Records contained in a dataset
--- Begin ---

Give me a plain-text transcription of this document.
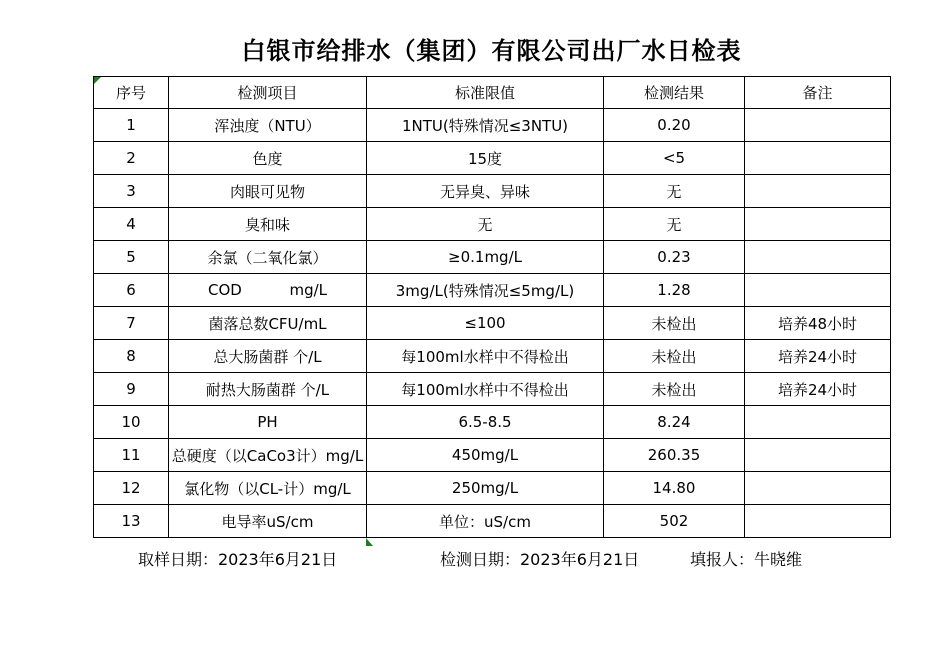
白银市给排水（集团）有限公司出厂水日检表
序号	检测项目	标准限值	检测结果	备注
1	浑浊度（NTU）	1NTU(特殊情况≤3NTU)	0.20	
2	色度	15度	<5	
3	肉眼可见物	无异臭、异味	无	
4	臭和味	无	无	
5	余氯（二氧化氯）	≥0.1mg/L	0.23	
6	COD          mg/L	3mg/L(特殊情况≤5mg/L)	1.28	
7	菌落总数CFU/mL	≤100	未检出	培养48小时
8	总大肠菌群 个/L	每100ml水样中不得检出	未检出	培养24小时
9	耐热大肠菌群 个/L	每100ml水样中不得检出	未检出	培养24小时
10	PH	6.5-8.5	8.24	
11	总硬度（以CaCo3计）mg/L	450mg/L	260.35	
12	氯化物（以CL-计）mg/L	250mg/L	14.80	
13	电导率uS/cm	单位：uS/cm	502	
取样日期：2023年6月21日	检测日期：2023年6月21日	填报人：牛晓维
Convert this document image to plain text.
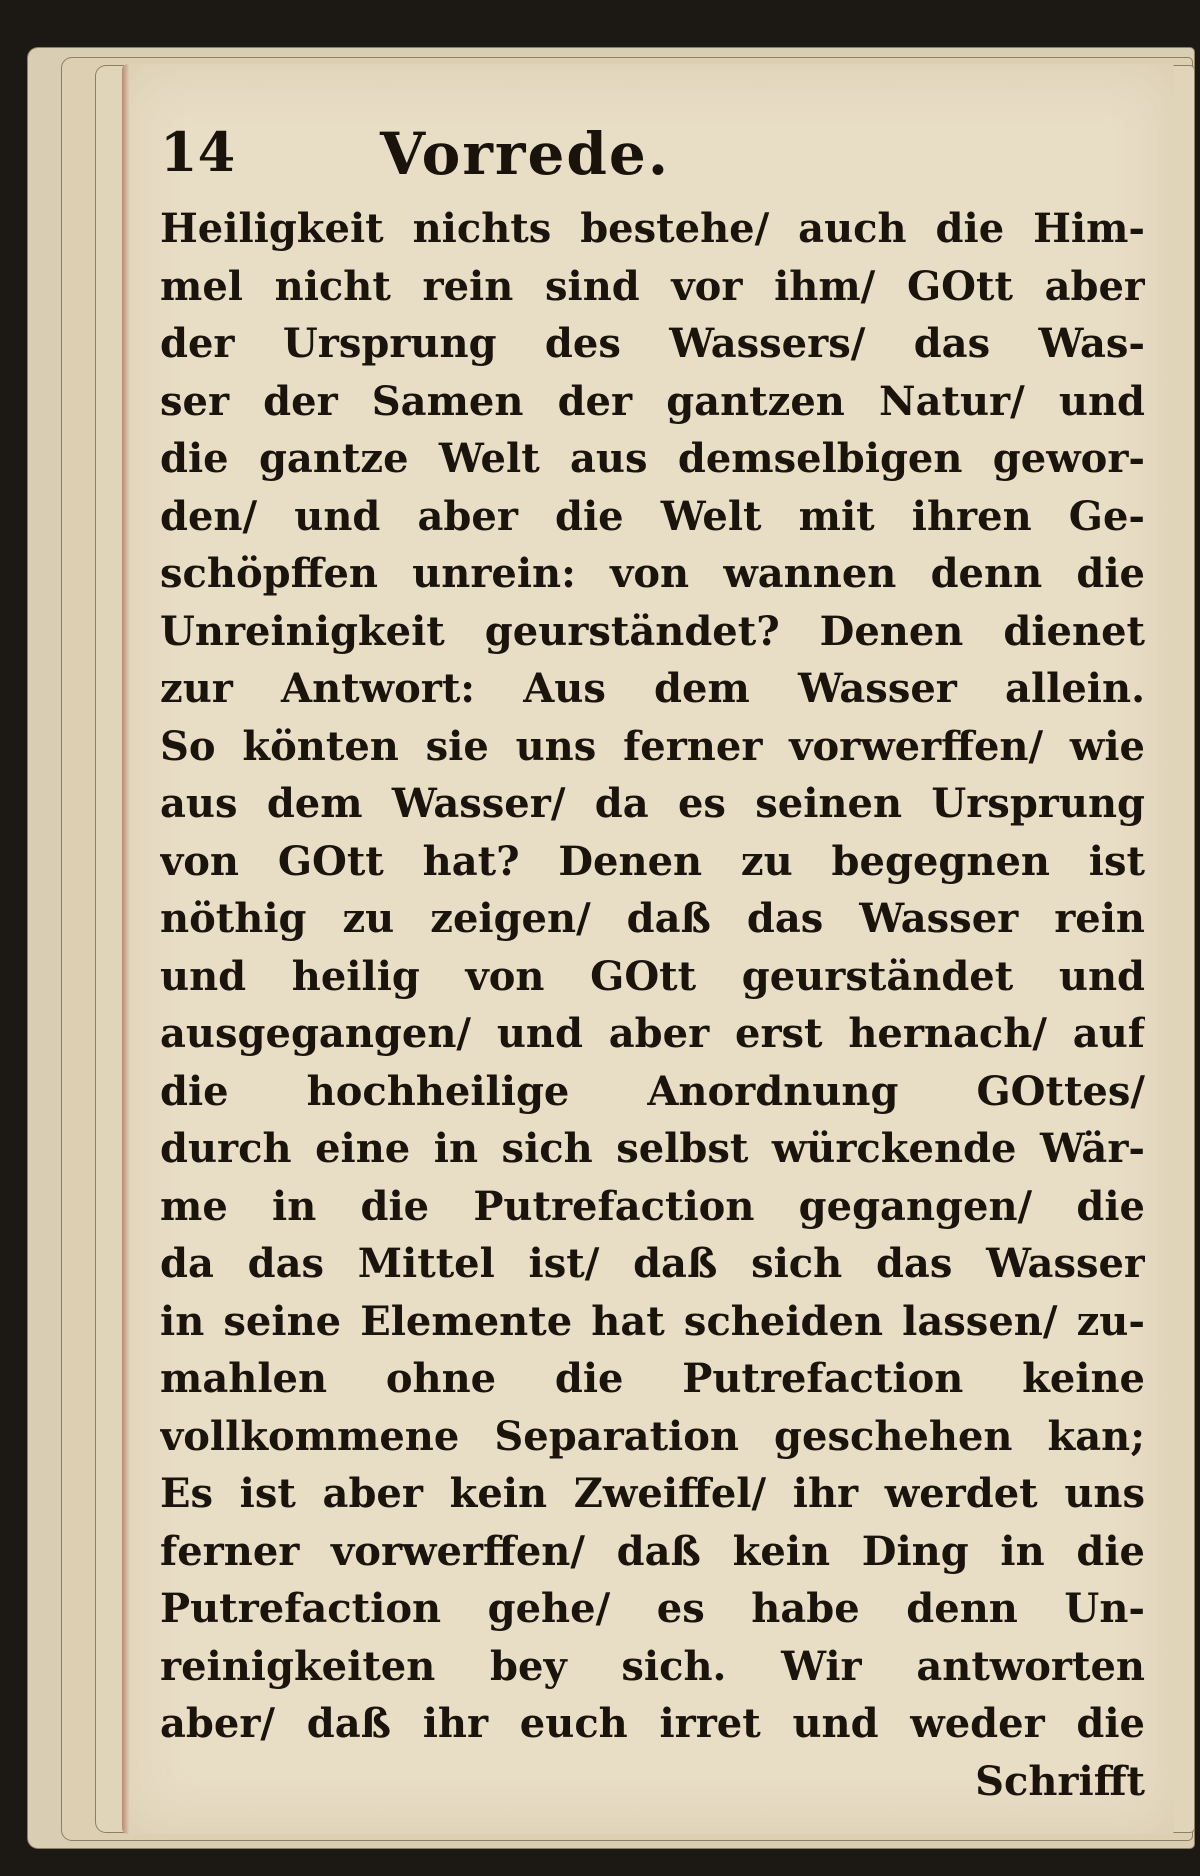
14 Vorrede.
Heiligkeit nichts bestehe/ auch die Him-
mel nicht rein sind vor ihm/ GOtt aber
der Ursprung des Wassers/ das Was-
ser der Samen der gantzen Natur/ und
die gantze Welt aus demselbigen gewor-
den/ und aber die Welt mit ihren Ge-
schöpffen unrein: von wannen denn die
Unreinigkeit geurständet? Denen dienet
zur Antwort: Aus dem Wasser allein.
So könten sie uns ferner vorwerffen/ wie
aus dem Wasser/ da es seinen Ursprung
von GOtt hat? Denen zu begegnen ist
nöthig zu zeigen/ daß das Wasser rein
und heilig von GOtt geurständet und
ausgegangen/ und aber erst hernach/ auf
die hochheilige Anordnung GOttes/
durch eine in sich selbst würckende Wär-
me in die Putrefaction gegangen/ die
da das Mittel ist/ daß sich das Wasser
in seine Elemente hat scheiden lassen/ zu-
mahlen ohne die Putrefaction keine
vollkommene Separation geschehen kan;
Es ist aber kein Zweiffel/ ihr werdet uns
ferner vorwerffen/ daß kein Ding in die
Putrefaction gehe/ es habe denn Un-
reinigkeiten bey sich. Wir antworten
aber/ daß ihr euch irret und weder die
Schrifft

--- End ---

Scan the entries above for the word "denn" and collect each line holding it.

schöpffen unrein: von wannen denn die
Putrefaction gehe/ es habe denn Un-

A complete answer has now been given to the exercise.